WHAT YOU HAVE TO DO: Quote the records in full and leave their pictures out.

RECORDS FOR THIS TASK:
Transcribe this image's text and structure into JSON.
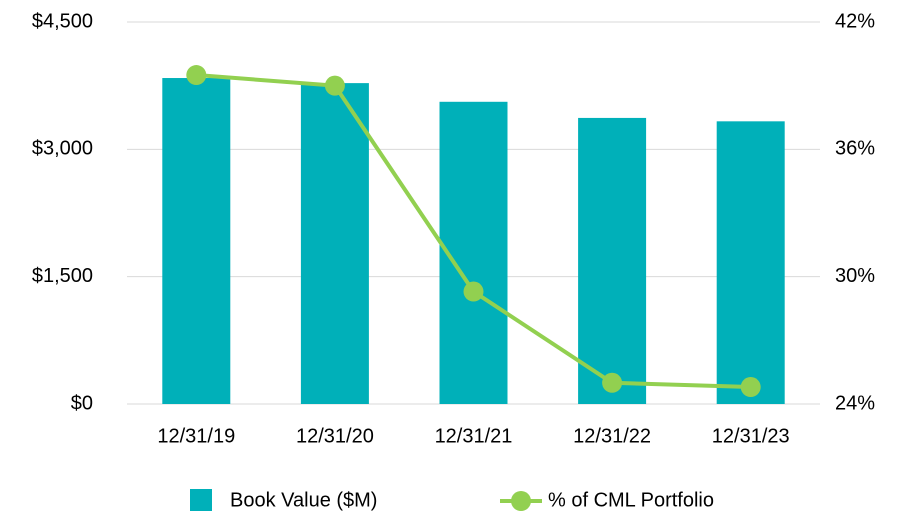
{
  "chart_data": {
    "type": "bar",
    "categories": [
      "12/31/19",
      "12/31/20",
      "12/31/21",
      "12/31/22",
      "12/31/23"
    ],
    "series": [
      {
        "name": "Book Value ($M)",
        "type": "bar",
        "color": "#00b0b9",
        "values": [
          3840,
          3780,
          3560,
          3370,
          3330
        ]
      },
      {
        "name": "% of CML Portfolio",
        "type": "line",
        "axis": "y2",
        "color": "#92d050",
        "values": [
          39.5,
          39.0,
          29.3,
          25.0,
          24.8
        ]
      }
    ],
    "ylim": [
      0,
      4500
    ],
    "yticks": [
      {
        "value": 0,
        "label": "$0"
      },
      {
        "value": 1500,
        "label": "$1,500"
      },
      {
        "value": 3000,
        "label": "$3,000"
      },
      {
        "value": 4500,
        "label": "$4,500"
      }
    ],
    "y2lim": [
      24,
      42
    ],
    "y2ticks": [
      {
        "value": 24,
        "label": "24%"
      },
      {
        "value": 30,
        "label": "30%"
      },
      {
        "value": 36,
        "label": "36%"
      },
      {
        "value": 42,
        "label": "42%"
      }
    ],
    "grid": true,
    "legend": "bottom"
  }
}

WORKED SOLUTION:
Transcribe this image's text and structure into JSON.
{
  "chart_data": {
    "type": "bar",
    "categories": [
      "12/31/19",
      "12/31/20",
      "12/31/21",
      "12/31/22",
      "12/31/23"
    ],
    "series": [
      {
        "name": "Book Value ($M)",
        "type": "bar",
        "color": "#00b0b9",
        "values": [
          3840,
          3780,
          3560,
          3370,
          3330
        ]
      },
      {
        "name": "% of CML Portfolio",
        "type": "line",
        "axis": "y2",
        "color": "#92d050",
        "values": [
          39.5,
          39.0,
          29.3,
          25.0,
          24.8
        ]
      }
    ],
    "ylim": [
      0,
      4500
    ],
    "yticks": [
      {
        "value": 0,
        "label": "$0"
      },
      {
        "value": 1500,
        "label": "$1,500"
      },
      {
        "value": 3000,
        "label": "$3,000"
      },
      {
        "value": 4500,
        "label": "$4,500"
      }
    ],
    "y2lim": [
      24,
      42
    ],
    "y2ticks": [
      {
        "value": 24,
        "label": "24%"
      },
      {
        "value": 30,
        "label": "30%"
      },
      {
        "value": 36,
        "label": "36%"
      },
      {
        "value": 42,
        "label": "42%"
      }
    ],
    "grid": true,
    "legend": "bottom"
  }
}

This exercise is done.